Work order: The word "polC" occurs in some lines of the data. Return each such line.

Input for this task:
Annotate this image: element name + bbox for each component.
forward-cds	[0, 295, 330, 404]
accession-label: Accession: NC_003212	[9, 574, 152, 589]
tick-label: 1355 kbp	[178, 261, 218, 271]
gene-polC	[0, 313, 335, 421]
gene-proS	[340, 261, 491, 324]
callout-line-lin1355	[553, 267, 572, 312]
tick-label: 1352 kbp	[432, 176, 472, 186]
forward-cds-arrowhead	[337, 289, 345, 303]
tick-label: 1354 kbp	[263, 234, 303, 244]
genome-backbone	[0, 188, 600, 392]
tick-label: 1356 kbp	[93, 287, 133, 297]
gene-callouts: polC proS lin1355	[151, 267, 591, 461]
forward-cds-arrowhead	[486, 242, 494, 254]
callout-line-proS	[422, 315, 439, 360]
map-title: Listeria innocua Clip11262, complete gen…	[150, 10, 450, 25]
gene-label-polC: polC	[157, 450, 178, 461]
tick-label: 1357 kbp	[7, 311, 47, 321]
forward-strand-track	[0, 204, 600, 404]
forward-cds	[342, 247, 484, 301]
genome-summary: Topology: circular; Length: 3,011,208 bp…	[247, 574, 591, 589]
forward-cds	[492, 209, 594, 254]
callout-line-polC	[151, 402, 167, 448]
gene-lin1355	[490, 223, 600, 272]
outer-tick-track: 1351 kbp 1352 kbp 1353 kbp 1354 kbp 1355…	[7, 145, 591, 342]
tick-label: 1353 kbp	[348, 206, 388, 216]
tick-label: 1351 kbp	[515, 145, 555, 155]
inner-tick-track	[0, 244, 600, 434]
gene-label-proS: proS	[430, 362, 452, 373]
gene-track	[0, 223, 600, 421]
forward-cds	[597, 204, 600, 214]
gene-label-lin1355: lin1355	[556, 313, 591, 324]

Finished exercise:
gene-polC	[0, 313, 335, 421]
gene-callouts: polC proS lin1355	[151, 267, 591, 461]
gene-label-polC: polC	[157, 450, 178, 461]
callout-line-polC	[151, 402, 167, 448]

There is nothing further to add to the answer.